PROBLEM A -
Answer these questions using the text on empirical growing networks, one answer per line:
(i) How many years does the Software Heritage network span?
(ii) After which year does an accelerated growth regime become dominant in the APS citation network?
(iii) Which Software Heritage node types carry commit timestamps?
PROBLEM B - Proceed with the text on empirical growing networks, picking up right after its final sentence.

PROVIDED TEXT -
──────────

Empirical Growing Networks vs Minimal Models: Evidence and Challenges from Software Heritage and APS Citation Datasets
We investigate the evolution rules and degree distribution properties of the Software Heritage dataset, a large-scale growing network linking software source-code versions from open-source communities. The network spans more than 40 years and includes about 6 billion nodes and edges. Our analysis relies on deterministic temporal and topological partitions of nodes and edges, which account for the multilayer and partially timestamped structure of the main graph. We derive a temporal graph that reveals a mesoscale structure and enables the study of edge dynamics–creation, inheritance, and aging–together with comparisons to minimal models using degree distributions and histograms of edge timestamp differences. The temporal graph also exposes regime shifts that correlate with changes in developer practices, as reflected in the average number of edges per new node. We estimate scaling exponents under the scale-free hypothesis and highlight the sensitivity of the estimation method used to both regime shifts and outliers, while showing that partitioning improves regularity and helps disentangle these effects. We extend the analysis to the APS citation network, which also exhibits a major regime shift, with an accelerated growth regime becoming dominant after 1985. Although both datasets are a priori good candidates for advanced quantitative analysis, our results illustrate how structural and dynamical transitions hamper our ability to draw firm conclusions about the existence and observability of a scale-free regime in these empirical networks. These findings underscore the need for refined tools and models to study transient growth regimes, to extend current frameworks toward minimal causal growth models, and to enable robust comparisons between empirical growing networks and minimal models.
💡 Research Summary
This paper conducts a comprehensive empirical investigation of two massive, long‑running networks: the Software Heritage (SWH) dataset, which records software source‑code versions and their provenance over more than four decades, and the American Physical Society (APS) citation network, which captures scholarly citations from the early 20th century to the present. Both datasets contain billions of nodes and edges, but they differ in the completeness of temporal information: SWH’s revision (RV) and release (RL) nodes carry commit timestamps, whereas origin (O) nodes do not, while APS nodes have clear publication and citation dates.

──────────

RECORD EXCERPTS -

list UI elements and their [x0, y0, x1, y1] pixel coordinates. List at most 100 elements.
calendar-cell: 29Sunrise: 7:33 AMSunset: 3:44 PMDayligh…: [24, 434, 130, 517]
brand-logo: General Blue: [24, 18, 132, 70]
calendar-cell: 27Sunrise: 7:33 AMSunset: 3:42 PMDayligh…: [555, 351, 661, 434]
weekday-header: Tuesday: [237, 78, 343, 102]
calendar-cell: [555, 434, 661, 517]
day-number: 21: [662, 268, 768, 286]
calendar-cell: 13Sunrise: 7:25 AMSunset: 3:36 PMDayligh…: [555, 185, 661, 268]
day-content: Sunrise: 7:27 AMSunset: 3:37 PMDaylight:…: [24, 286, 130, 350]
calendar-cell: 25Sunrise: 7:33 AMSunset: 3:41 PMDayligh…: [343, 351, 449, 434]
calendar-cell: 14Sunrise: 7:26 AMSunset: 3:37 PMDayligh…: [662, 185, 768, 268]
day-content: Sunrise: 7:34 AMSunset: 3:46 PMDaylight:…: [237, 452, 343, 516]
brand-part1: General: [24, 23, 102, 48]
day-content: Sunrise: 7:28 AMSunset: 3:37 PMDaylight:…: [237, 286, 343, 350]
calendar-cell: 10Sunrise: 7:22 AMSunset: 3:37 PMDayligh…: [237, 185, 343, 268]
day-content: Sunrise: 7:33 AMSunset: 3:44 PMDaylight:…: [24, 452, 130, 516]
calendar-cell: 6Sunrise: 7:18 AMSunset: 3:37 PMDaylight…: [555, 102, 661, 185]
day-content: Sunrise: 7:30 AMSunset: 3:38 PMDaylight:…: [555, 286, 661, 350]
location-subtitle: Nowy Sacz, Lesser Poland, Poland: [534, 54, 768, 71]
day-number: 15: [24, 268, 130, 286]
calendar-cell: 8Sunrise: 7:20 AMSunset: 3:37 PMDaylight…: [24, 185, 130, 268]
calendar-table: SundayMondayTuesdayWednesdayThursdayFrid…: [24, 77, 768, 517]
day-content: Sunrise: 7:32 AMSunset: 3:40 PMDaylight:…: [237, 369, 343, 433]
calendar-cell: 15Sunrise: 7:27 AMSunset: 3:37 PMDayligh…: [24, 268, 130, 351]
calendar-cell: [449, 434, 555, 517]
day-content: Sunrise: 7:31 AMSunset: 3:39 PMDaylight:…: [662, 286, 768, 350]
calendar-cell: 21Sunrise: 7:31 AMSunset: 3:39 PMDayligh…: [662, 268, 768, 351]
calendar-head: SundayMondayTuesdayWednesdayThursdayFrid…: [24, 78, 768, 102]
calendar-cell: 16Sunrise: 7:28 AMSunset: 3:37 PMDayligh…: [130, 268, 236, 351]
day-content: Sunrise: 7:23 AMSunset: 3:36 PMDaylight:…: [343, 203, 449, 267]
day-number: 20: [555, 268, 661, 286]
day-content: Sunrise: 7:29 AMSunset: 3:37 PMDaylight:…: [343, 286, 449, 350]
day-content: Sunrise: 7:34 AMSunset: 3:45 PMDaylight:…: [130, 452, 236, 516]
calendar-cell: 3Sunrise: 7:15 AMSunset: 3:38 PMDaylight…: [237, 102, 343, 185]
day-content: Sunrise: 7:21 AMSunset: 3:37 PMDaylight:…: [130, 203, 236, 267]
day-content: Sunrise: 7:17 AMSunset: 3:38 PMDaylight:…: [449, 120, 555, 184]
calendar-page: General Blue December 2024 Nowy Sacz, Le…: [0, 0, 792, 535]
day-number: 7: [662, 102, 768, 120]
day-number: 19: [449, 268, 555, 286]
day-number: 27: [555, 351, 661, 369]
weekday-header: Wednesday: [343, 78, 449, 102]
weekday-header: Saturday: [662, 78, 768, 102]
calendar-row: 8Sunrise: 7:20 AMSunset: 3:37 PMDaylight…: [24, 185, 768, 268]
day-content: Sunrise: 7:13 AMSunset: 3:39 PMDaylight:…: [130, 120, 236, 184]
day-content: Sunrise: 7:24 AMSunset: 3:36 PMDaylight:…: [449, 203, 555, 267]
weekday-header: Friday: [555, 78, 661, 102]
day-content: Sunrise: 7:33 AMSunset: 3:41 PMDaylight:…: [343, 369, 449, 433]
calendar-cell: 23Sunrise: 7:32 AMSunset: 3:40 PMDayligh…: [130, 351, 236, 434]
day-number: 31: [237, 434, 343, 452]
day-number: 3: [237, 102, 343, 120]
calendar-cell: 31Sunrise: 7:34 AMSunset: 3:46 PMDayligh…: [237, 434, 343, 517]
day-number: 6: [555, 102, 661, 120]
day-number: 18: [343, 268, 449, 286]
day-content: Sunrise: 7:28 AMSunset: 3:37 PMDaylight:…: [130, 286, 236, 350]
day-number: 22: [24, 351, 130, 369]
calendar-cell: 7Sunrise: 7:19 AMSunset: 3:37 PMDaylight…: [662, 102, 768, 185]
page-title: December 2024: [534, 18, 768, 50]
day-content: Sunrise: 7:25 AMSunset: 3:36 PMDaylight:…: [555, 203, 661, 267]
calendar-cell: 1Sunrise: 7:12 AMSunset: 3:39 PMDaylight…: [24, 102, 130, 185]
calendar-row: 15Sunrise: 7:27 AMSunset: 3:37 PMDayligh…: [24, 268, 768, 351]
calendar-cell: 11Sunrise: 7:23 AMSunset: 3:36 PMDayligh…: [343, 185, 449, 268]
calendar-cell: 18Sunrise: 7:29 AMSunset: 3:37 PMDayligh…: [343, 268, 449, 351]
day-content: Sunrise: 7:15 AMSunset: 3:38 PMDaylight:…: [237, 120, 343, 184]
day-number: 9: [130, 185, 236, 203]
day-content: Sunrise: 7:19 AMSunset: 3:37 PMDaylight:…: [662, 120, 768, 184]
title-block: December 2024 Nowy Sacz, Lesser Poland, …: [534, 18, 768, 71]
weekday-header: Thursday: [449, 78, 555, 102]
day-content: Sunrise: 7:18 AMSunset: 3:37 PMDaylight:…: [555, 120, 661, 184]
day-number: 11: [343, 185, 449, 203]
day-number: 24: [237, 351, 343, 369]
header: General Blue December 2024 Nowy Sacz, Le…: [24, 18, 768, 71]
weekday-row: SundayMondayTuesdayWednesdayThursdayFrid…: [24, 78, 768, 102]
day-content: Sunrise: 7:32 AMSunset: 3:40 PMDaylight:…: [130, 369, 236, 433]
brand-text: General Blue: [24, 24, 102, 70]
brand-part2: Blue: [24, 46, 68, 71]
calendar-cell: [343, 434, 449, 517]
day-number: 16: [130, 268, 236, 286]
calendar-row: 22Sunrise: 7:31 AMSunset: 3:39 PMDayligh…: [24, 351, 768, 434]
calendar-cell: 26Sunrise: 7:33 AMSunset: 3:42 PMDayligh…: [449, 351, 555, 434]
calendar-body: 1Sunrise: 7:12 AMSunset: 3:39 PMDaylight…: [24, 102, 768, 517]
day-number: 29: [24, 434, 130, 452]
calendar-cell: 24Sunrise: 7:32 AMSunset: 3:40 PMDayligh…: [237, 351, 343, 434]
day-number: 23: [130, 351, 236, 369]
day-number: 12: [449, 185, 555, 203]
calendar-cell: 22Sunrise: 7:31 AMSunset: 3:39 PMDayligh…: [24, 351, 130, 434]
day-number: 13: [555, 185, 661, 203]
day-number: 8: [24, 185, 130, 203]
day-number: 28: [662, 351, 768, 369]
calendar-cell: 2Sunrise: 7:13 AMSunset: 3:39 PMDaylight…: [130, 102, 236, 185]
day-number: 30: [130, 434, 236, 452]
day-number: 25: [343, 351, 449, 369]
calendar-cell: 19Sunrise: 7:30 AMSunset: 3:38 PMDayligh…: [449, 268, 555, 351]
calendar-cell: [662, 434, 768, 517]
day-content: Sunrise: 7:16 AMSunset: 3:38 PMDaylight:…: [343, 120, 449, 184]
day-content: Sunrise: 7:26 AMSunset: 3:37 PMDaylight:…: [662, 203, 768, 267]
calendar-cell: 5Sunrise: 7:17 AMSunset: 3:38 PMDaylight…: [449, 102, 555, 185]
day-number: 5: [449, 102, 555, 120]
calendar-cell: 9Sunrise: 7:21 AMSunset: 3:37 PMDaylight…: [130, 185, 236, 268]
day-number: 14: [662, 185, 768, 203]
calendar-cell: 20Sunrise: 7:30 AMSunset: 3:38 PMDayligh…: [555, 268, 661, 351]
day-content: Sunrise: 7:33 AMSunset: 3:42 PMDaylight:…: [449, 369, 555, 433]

──────────

EXERCISE OUTPUT A -
(i) More than 40 years.
(ii) 1985.
(iii) Revision (RV) and release (RL) nodes.

EXERCISE OUTPUT B -
The authors first define the “main graph” G (including O, RV, RL nodes) and then extract a subgraph G_RV/RL that contains only temporally stamped nodes. To study growth mechanisms on the full graph, they introduce two systematic partitioning strategies. The first, “temporal partitioning,” propagates timestamps from RV/RL nodes up to their associated origin nodes and aggregates directed paths through RV/RL to create O→O edges. Four variants are constructed by combining (i) inheritance rules (I: add an edge whenever any directed path exists; WI: add an edge only if a direct RV/RL‑to‑O edge exists) with (ii) true‑time rules (TT: edge direction follows the chronological order of the propagated timestamps; NoTT: direction follows the original path orientation). This yields four derived temporal graphs G_modeI,modeT.
The second strategy, “TSL partitioning,” classifies each origin node by a triplet (T,S,L): the capped in‑degree (T), capped out‑degree (S), and a binary flag for self‑loops (L). With a cap δₘ=1, nodes fall into four types (001, 011, 101, 111). The resulting TSL graph G_TSL_δₘ is then compared to a directed version of the Barabási–Albert model (the Price model), providing a minimal generative baseline.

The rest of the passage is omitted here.